| Your instructions |
Check each line of the records below for the word "hamburger" and copy those where it appears.

[Some records]
[Begin]

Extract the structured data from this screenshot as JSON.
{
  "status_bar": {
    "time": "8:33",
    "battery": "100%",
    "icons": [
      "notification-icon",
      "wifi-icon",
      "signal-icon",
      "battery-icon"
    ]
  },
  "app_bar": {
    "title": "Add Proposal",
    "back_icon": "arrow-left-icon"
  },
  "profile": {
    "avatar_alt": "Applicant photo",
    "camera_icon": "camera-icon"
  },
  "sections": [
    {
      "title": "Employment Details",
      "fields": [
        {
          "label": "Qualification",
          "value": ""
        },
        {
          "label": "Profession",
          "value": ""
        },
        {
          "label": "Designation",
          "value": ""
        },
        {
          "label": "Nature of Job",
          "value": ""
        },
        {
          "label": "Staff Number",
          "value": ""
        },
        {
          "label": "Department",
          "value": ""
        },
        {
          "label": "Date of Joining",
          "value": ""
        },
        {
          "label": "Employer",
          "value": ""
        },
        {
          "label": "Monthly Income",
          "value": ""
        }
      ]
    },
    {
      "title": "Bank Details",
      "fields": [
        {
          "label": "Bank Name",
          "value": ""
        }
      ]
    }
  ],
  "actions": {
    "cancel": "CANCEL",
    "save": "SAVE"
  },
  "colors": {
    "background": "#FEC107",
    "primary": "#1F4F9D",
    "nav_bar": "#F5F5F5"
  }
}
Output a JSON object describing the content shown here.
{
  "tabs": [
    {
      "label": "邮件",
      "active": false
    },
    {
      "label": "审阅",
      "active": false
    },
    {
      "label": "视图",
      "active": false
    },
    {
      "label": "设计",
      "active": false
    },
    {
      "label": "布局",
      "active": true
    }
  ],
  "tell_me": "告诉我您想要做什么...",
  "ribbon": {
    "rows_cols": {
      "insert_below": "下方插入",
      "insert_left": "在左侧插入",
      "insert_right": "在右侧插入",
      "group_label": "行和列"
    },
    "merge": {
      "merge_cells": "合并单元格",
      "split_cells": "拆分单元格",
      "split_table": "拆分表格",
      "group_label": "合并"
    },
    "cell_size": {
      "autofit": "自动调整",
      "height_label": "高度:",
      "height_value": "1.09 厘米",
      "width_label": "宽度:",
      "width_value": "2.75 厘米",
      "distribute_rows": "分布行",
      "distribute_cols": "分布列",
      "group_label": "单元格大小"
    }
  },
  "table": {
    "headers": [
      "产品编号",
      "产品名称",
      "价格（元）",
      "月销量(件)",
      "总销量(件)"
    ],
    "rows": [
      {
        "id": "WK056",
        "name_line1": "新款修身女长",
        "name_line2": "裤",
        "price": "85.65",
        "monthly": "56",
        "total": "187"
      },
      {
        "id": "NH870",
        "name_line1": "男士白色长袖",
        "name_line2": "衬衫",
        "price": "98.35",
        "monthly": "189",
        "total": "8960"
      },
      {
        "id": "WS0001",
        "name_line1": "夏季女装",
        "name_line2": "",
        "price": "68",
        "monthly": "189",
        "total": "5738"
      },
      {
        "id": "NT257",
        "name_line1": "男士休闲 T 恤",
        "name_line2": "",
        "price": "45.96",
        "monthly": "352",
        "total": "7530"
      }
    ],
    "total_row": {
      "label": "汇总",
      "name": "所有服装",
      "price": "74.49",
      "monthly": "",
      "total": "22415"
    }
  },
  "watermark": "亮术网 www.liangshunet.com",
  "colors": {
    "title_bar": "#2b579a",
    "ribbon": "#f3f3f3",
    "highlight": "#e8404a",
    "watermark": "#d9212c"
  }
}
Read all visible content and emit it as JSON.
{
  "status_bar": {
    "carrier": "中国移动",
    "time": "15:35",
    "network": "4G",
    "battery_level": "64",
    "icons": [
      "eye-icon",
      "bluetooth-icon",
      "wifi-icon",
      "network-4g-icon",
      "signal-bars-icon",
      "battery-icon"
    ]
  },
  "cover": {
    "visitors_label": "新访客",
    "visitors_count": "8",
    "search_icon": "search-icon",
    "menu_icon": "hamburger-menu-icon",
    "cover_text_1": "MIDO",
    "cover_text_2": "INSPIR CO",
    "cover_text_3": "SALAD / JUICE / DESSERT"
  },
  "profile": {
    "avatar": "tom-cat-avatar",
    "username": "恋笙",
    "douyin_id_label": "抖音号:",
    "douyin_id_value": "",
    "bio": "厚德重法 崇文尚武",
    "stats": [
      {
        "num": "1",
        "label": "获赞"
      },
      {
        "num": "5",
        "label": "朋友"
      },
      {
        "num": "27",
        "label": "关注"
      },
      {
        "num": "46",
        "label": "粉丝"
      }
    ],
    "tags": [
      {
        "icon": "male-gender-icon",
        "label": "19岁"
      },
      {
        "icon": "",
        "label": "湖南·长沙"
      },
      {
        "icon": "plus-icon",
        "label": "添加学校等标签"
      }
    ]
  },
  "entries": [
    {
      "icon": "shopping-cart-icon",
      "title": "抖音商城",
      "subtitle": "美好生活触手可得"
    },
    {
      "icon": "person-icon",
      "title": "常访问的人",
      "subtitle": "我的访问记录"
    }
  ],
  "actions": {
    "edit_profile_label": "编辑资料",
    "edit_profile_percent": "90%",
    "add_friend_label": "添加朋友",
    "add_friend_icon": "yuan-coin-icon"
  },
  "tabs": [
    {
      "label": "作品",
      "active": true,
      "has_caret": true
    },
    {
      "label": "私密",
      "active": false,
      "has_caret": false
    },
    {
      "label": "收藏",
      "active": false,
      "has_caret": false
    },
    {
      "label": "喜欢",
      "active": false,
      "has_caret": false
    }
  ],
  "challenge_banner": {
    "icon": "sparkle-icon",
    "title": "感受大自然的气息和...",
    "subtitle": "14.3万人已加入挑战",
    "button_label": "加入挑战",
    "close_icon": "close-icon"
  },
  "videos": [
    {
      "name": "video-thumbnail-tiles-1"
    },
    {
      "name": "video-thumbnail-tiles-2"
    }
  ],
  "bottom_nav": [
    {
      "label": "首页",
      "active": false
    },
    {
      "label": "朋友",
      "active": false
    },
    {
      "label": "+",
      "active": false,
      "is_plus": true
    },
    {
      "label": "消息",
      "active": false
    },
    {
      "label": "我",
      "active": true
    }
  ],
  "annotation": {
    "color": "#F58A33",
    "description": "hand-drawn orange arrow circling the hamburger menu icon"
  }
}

[End]

| Output of the task |
    "menu_icon": "hamburger-menu-icon",
    "description": "hand-drawn orange arrow circling the hamburger menu icon"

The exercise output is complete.